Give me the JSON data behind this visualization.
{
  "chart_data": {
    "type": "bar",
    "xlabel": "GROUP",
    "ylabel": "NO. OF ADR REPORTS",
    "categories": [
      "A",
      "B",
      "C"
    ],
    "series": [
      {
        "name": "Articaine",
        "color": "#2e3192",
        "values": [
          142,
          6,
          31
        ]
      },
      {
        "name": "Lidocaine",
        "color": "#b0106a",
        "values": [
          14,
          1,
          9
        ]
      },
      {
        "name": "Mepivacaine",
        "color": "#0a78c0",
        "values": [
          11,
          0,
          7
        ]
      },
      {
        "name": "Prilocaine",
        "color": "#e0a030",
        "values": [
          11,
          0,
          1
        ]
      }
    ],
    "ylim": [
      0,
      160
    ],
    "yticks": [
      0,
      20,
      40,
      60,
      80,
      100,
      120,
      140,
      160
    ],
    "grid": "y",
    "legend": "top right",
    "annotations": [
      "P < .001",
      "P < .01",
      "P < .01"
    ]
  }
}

▶ [Aim of the exercise]:
Look for the word "color" and return every line where it occurs.

▶ [Exercise response]:
        "color": "#2e3192",
        "color": "#b0106a",
        "color": "#0a78c0",
        "color": "#e0a030",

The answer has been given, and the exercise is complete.